Short exercise:
Scan the lines below for the word "могут". Copy each line you find it in.

** start of Provided records **

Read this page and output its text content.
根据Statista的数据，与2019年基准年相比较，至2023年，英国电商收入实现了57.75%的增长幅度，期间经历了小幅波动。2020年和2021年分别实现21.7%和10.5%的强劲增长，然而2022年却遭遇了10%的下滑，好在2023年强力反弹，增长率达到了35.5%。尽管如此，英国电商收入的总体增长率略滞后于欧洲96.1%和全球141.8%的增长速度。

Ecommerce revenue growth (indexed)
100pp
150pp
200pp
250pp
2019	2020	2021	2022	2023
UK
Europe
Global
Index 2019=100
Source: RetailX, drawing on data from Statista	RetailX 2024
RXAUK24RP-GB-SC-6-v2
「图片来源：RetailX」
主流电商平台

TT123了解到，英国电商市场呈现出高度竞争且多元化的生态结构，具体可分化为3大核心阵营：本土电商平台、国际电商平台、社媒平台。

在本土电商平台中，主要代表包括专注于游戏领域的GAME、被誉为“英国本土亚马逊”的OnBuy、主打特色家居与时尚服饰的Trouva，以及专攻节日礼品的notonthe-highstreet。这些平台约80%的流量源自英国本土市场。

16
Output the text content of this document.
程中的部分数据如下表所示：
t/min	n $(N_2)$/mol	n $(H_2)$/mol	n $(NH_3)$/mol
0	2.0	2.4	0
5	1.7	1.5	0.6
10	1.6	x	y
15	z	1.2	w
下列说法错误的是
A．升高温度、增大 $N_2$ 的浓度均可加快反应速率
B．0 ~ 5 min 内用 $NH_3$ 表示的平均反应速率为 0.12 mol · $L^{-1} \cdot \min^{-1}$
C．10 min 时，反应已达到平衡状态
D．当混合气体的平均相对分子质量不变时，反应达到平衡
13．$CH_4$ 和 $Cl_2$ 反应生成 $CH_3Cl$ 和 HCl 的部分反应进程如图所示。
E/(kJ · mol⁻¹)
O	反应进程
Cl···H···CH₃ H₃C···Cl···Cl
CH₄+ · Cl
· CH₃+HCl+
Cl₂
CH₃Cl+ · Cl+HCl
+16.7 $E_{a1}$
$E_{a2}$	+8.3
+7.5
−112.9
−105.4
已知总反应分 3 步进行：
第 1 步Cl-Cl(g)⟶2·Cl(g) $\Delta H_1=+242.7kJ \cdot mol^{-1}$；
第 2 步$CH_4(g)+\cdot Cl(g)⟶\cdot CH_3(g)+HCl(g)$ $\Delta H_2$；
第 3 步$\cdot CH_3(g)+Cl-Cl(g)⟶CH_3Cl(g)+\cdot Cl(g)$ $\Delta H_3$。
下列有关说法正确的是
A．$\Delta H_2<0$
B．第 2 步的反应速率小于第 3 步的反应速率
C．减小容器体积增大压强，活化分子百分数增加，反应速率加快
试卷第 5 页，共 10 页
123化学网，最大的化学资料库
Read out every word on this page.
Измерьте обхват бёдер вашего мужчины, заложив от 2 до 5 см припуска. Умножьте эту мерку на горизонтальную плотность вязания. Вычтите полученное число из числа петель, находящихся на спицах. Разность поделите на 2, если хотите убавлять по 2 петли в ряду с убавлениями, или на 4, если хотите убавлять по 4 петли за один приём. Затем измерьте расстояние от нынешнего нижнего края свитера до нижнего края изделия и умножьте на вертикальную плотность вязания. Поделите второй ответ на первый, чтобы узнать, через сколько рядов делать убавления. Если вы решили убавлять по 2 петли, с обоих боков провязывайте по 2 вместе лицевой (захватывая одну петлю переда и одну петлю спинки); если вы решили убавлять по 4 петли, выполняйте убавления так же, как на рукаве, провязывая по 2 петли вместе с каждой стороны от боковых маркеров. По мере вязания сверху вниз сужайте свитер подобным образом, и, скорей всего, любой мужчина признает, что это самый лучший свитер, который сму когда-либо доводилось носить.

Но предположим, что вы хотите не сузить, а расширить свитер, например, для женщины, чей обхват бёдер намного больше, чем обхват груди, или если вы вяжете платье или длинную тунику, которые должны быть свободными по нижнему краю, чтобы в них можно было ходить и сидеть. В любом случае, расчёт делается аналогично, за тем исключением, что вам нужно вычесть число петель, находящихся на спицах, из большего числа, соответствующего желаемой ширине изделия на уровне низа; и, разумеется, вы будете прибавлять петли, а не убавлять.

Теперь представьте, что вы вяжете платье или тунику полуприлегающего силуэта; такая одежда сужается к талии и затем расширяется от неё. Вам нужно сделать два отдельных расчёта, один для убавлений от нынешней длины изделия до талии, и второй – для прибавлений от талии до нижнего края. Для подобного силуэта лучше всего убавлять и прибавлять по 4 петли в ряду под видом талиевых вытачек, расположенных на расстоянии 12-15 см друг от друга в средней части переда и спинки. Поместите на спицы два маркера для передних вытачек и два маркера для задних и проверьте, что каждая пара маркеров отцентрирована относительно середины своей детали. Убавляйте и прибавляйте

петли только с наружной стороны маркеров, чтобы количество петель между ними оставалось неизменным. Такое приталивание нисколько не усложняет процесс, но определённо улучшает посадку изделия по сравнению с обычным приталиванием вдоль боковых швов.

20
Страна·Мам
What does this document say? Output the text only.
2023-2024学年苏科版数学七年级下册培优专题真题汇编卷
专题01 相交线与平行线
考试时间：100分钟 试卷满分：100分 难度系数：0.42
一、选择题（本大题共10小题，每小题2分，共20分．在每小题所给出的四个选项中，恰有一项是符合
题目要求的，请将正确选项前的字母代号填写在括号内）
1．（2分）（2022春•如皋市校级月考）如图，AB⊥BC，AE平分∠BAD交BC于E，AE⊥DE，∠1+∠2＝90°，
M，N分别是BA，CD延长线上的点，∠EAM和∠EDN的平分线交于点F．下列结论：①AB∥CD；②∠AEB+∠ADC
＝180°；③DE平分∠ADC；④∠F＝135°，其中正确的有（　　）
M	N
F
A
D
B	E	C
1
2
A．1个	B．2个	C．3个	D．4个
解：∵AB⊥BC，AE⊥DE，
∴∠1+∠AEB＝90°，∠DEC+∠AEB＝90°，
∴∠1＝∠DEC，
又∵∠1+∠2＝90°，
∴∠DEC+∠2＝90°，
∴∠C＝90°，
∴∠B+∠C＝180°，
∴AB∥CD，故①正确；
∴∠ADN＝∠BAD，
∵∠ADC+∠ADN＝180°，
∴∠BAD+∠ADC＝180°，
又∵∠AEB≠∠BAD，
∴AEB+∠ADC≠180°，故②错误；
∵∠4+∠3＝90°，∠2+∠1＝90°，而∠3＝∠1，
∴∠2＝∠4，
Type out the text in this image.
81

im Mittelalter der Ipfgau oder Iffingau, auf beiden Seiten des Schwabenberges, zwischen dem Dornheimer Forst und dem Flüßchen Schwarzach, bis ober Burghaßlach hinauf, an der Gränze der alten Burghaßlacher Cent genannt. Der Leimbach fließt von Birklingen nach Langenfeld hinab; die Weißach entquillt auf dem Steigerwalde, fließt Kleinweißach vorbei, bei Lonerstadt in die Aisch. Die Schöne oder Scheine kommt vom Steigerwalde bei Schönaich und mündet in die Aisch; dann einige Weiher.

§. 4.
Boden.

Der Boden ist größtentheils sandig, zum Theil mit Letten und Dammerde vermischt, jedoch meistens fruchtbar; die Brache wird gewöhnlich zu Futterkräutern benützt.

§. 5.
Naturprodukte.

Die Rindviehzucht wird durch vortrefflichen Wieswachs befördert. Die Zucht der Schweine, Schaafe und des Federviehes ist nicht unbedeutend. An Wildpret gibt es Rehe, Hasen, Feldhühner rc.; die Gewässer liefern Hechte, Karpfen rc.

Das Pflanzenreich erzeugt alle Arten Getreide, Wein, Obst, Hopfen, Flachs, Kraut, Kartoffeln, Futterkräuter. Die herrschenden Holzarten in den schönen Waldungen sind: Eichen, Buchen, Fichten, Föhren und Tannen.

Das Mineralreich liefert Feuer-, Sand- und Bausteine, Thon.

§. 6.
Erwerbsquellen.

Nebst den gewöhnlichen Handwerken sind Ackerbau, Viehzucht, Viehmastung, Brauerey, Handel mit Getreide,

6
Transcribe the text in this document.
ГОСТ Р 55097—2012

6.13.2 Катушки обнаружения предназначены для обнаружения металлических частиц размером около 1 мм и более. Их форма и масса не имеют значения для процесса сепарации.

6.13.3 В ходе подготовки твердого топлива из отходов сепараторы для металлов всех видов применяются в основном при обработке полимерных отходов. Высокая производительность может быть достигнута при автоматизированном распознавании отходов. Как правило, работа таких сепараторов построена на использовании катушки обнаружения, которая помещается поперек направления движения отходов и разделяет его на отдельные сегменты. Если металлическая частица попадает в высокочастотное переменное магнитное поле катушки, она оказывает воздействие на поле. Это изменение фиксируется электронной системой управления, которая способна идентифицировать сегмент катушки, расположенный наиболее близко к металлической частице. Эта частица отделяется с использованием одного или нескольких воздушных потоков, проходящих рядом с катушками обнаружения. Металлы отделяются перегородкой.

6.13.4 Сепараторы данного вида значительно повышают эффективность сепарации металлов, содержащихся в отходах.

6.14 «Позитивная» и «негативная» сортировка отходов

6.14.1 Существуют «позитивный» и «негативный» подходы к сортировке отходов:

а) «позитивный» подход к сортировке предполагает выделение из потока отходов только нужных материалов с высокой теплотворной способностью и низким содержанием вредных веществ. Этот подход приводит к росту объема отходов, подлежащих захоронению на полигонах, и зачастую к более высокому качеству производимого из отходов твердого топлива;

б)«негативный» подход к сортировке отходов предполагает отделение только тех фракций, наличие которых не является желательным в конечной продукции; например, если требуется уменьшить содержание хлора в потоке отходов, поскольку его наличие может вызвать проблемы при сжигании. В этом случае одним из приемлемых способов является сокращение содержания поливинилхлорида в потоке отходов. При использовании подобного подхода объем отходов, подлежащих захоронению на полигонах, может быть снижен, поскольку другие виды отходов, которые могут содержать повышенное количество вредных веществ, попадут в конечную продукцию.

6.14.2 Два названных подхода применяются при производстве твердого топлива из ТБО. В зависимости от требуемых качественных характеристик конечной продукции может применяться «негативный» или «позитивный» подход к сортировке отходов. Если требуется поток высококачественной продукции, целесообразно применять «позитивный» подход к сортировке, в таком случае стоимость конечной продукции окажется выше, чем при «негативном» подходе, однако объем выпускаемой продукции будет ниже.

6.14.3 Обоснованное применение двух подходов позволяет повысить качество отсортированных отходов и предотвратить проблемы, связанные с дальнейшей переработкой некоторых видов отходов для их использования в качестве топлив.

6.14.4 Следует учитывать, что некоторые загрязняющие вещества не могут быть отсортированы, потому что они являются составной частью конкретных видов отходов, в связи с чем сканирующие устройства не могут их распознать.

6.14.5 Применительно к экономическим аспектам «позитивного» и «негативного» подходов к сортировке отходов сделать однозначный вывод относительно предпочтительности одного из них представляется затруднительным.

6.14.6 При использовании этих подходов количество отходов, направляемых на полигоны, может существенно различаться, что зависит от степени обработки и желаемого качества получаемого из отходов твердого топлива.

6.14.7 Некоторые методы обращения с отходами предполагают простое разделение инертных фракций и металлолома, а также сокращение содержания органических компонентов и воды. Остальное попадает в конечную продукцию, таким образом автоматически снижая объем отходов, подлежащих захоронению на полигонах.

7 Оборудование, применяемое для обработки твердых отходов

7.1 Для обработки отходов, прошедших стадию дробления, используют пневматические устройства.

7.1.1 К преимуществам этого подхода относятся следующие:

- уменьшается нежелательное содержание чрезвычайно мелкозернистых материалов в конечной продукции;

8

** end of Provided records **

Answer for this exercise:
б)«негативный» подход к сортировке отходов предполагает отделение только тех фракций, наличие которых не является желательным в конечной продукции; например, если требуется уменьшить содержание хлора в потоке отходов, поскольку его наличие может вызвать проблемы при сжигании. В этом случае одним из приемлемых способов является сокращение содержания поливинилхлорида в потоке отходов. При использовании подобного подхода объем отходов, подлежащих захоронению на полигонах, может быть снижен, поскольку другие виды отходов, которые могут содержать повышенное количество вредных веществ, попадут в конечную продукцию.
6.14.4 Следует учитывать, что некоторые загрязняющие вещества не могут быть отсортированы, потому что они являются составной частью конкретных видов отходов, в связи с чем сканирующие устройства не могут их распознать.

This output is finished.